- [The exercise]:
Do any lines in the data below contain "سهام"? If so, copy every one of them.

- [Records to use]:
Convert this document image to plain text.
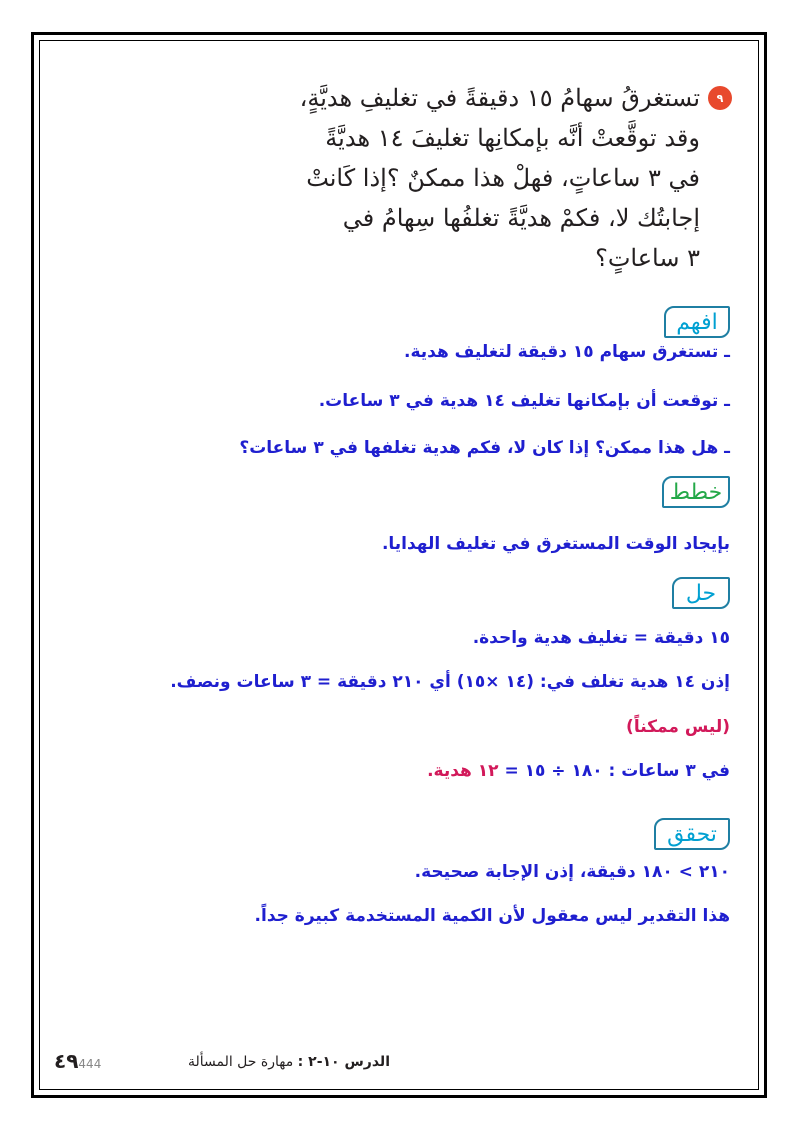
٩
تستغرقُ سهامُ ١٥ دقيقةً في تغليفِ هديَّةٍ،
وقد توقَّعتْ أنَّه بإمكانِها تغليفَ ١٤ هديَّةً
في ٣ ساعاتٍ، فهلْ هذا ممكنٌ ؟إذا كَانتْ
إجابتُك لا، فكمْ هديَّةً تغلفُها سِهامُ في
٣ ساعاتٍ؟
افهم
ـ تستغرق سهام ١٥ دقيقة لتغليف هدية.
ـ توقعت أن بإمكانها تغليف ١٤ هدية في ٣ ساعات.
ـ هل هذا ممكن؟ إذا كان لا، فكم هدية تغلفها في ٣ ساعات؟
خطط
بإيجاد الوقت المستغرق في تغليف الهدايا.
حل
١٥ دقيقة = تغليف هدية واحدة.
إذن ١٤ هدية تغلف في: (١٤ ×١٥) أي ٢١٠ دقيقة = ٣ ساعات ونصف.
(ليس ممكناً)
في ٣ ساعات : ١٨٠ ÷ ١٥ = ١٢ هدية.
تحقق
٢١٠ > ١٨٠ دقيقة، إذن الإجابة صحيحة.
هذا التقدير ليس معقول لأن الكمية المستخدمة كبيرة جداً.
الدرس ١٠-٢ : مهارة حل المسألة
٤٩444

- [Task response]:
تستغرقُ سهامُ ١٥ دقيقةً في تغليفِ هديَّةٍ،
ـ تستغرق سهام ١٥ دقيقة لتغليف هدية.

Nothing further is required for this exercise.